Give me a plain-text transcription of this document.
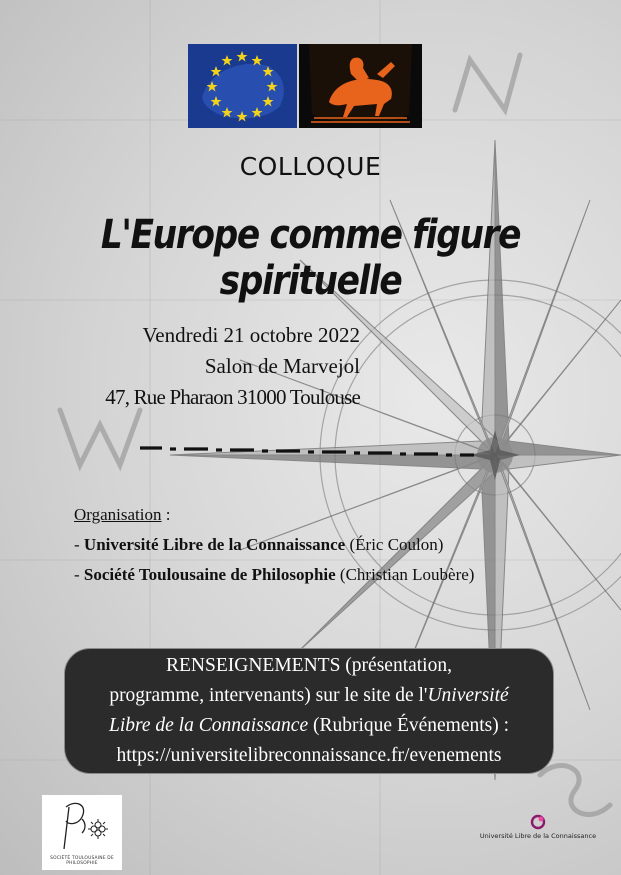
COLLOQUE
L'Europe comme figure spirituelle
Vendredi 21 octobre 2022
Salon de Marvejol
47, Rue Pharaon 31000 Toulouse
Organisation :
- Université Libre de la Connaissance (Éric Coulon)
- Société Toulousaine de Philosophie (Christian Loubère)
RENSEIGNEMENTS (présentation,
programme, intervenants) sur le site de l'Université
Libre de la Connaissance (Rubrique Événements) :
https://universitelibreconnaissance.fr/evenements
SOCIÉTÉ TOULOUSAINE DE PHILOSOPHIE
Université Libre de la Connaissance
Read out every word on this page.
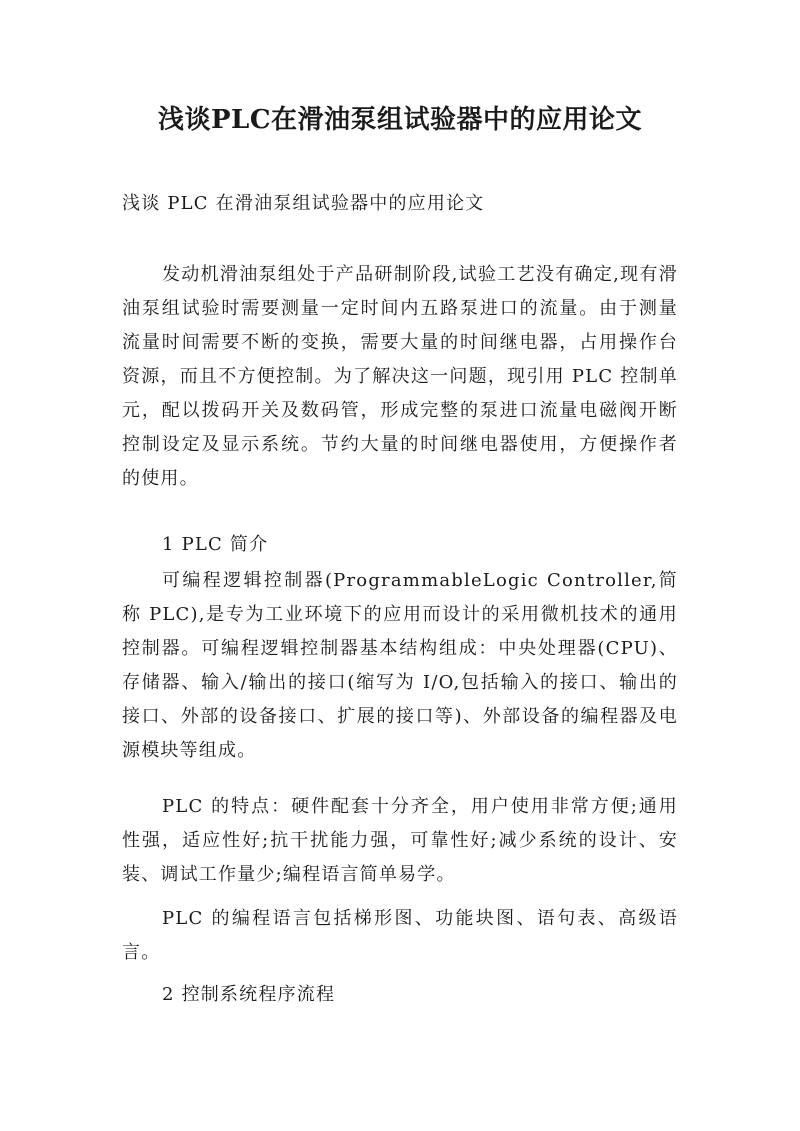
浅谈PLC在滑油泵组试验器中的应用论文

浅谈 PLC 在滑油泵组试验器中的应用论文

发动机滑油泵组处于产品研制阶段,试验工艺没有确定,现有滑油泵组试验时需要测量一定时间内五路泵进口的流量。由于测量流量时间需要不断的变换，需要大量的时间继电器，占用操作台资源，而且不方便控制。为了解决这一问题，现引用 PLC 控制单元，配以拨码开关及数码管，形成完整的泵进口流量电磁阀开断控制设定及显示系统。节约大量的时间继电器使用，方便操作者的使用。

1 PLC 简介

可编程逻辑控制器(ProgrammableLogic Controller,简称 PLC),是专为工业环境下的应用而设计的采用微机技术的通用控制器。可编程逻辑控制器基本结构组成：中央处理器(CPU)、存储器、输入/输出的接口(缩写为 I/O,包括输入的接口、输出的接口、外部的设备接口、扩展的接口等)、外部设备的编程器及电源模块等组成。

PLC 的特点：硬件配套十分齐全，用户使用非常方便;通用性强，适应性好;抗干扰能力强，可靠性好;减少系统的设计、安装、调试工作量少;编程语言简单易学。

PLC 的编程语言包括梯形图、功能块图、语句表、高级语言。

2 控制系统程序流程
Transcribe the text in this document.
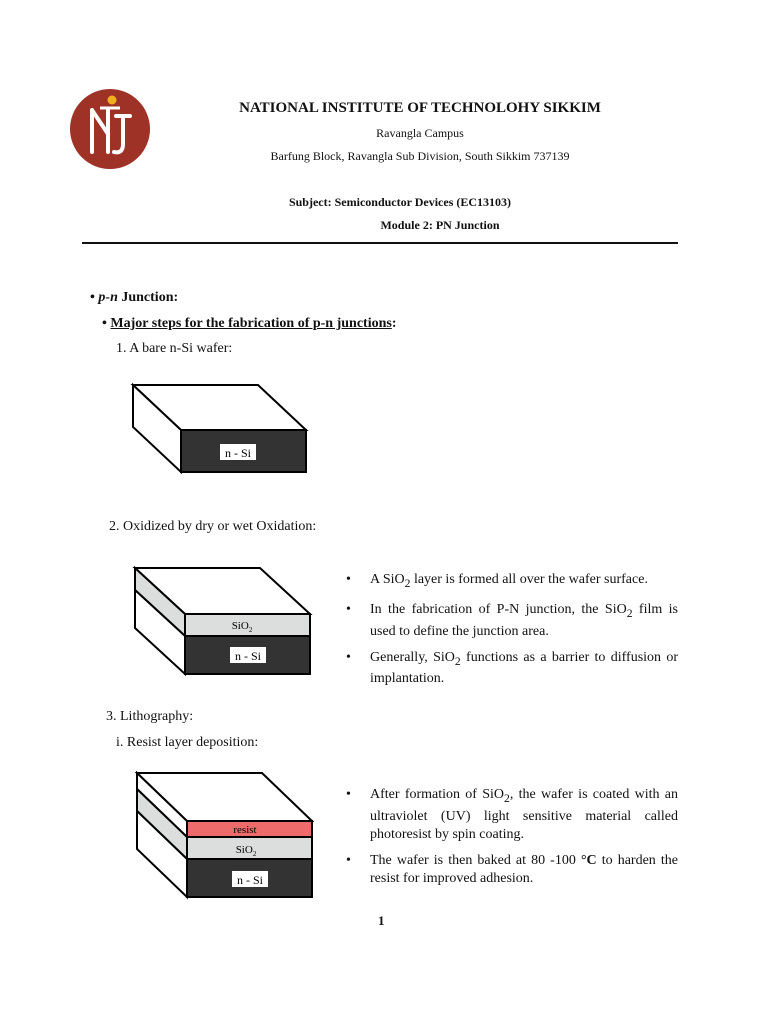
NATIONAL INSTITUTE OF TECHNOLOHY SIKKIM
Ravangla Campus
Barfung Block, Ravangla Sub Division, South Sikkim 737139
Subject: Semiconductor Devices (EC13103)
Module 2: PN Junction
• p-n Junction:
• Major steps for the fabrication of p-n junctions:
1. A bare n-Si wafer:
n - Si
2. Oxidized by dry or wet Oxidation:
SiO$_2$
n - Si
• A SiO$_2$ layer is formed all over the wafer surface.
• In the fabrication of P-N junction, the SiO$_2$ film is used to define the junction area.
• Generally, SiO$_2$ functions as a barrier to diffusion or implantation.
3. Lithography:
i. Resist layer deposition:
resist
SiO$_2$
n - Si
• After formation of SiO$_2$, the wafer is coated with an ultraviolet (UV) light sensitive material called photoresist by spin coating.
• The wafer is then baked at 80 -100 °C to harden the resist for improved adhesion.
1
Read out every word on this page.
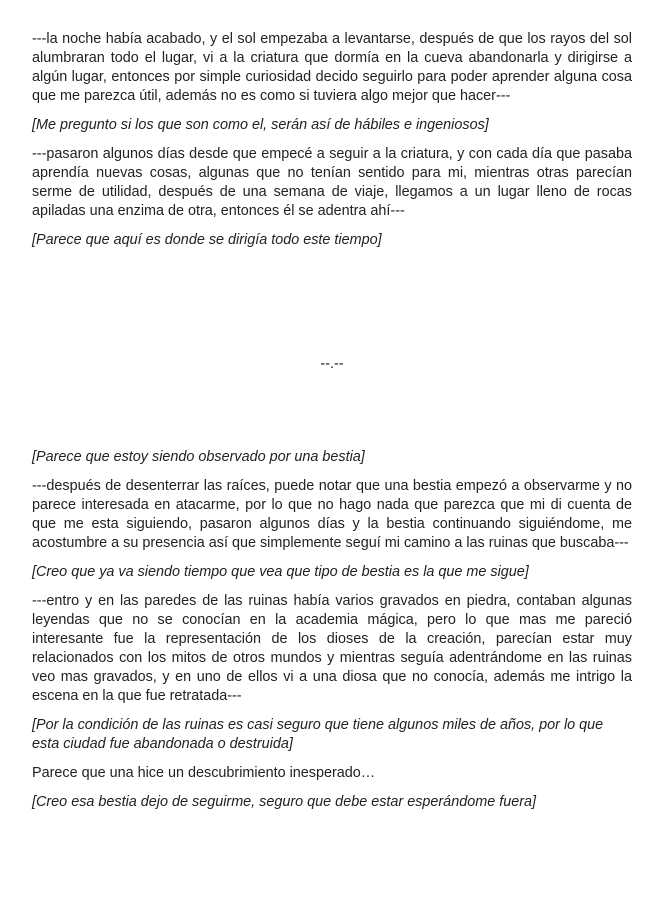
---la noche había acabado, y el sol empezaba a levantarse, después de que los rayos del sol alumbraran todo el lugar, vi a la criatura que dormía en la cueva abandonarla y dirigirse a algún lugar, entonces por simple curiosidad decido seguirlo para poder aprender alguna cosa que me parezca útil, además no es como si tuviera algo mejor que hacer---

[Me pregunto si los que son como el, serán así de hábiles e ingeniosos]

---pasaron algunos días desde que empecé a seguir a la criatura, y con cada día que pasaba aprendía nuevas cosas, algunas que no tenían sentido para mi, mientras otras parecían serme de utilidad, después de una semana de viaje, llegamos a un lugar lleno de rocas apiladas una enzima de otra, entonces él se adentra ahí---

[Parece que aquí es donde se dirigía todo este tiempo]

--.--

[Parece que estoy siendo observado por una bestia]

---después de desenterrar las raíces, puede notar que una bestia empezó a observarme y no parece interesada en atacarme, por lo que no hago nada que parezca que mi di cuenta de que me esta siguiendo, pasaron algunos días y la bestia continuando siguiéndome, me acostumbre a su presencia así que simplemente seguí mi camino a las ruinas que buscaba---

[Creo que ya va siendo tiempo que vea que tipo de bestia es la que me sigue]

---entro y en las paredes de las ruinas había varios gravados en piedra, contaban algunas leyendas que no se conocían en la academia mágica, pero lo que mas me pareció interesante fue la representación de los dioses de la creación, parecían estar muy relacionados con los mitos de otros mundos y mientras seguía adentrándome en las ruinas veo mas gravados, y en uno de ellos vi a una diosa que no conocía, además me intrigo la escena en la que fue retratada---

[Por la condición de las ruinas es casi seguro que tiene algunos miles de años, por lo que esta ciudad fue abandonada o destruida]

Parece que una hice un descubrimiento inesperado…

[Creo esa bestia dejo de seguirme, seguro que debe estar esperándome fuera]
---*---
- _WHAT IS EXPECTED_:
Check each line of the records for the word "parecían" and extract those that contain it.

- _OUTPUT BELOW_:
---pasaron algunos días desde que empecé a seguir a la criatura, y con cada día que pasaba aprendía nuevas cosas, algunas que no tenían sentido para mi, mientras otras parecían serme de utilidad, después de una semana de viaje, llegamos a un lugar lleno de rocas apiladas una enzima de otra, entonces él se adentra ahí---
---entro y en las paredes de las ruinas había varios gravados en piedra, contaban algunas leyendas que no se conocían en la academia mágica, pero lo que mas me pareció interesante fue la representación de los dioses de la creación, parecían estar muy relacionados con los mitos de otros mundos y mientras seguía adentrándome en las ruinas veo mas gravados, y en uno de ellos vi a una diosa que no conocía, además me intrigo la escena en la que fue retratada---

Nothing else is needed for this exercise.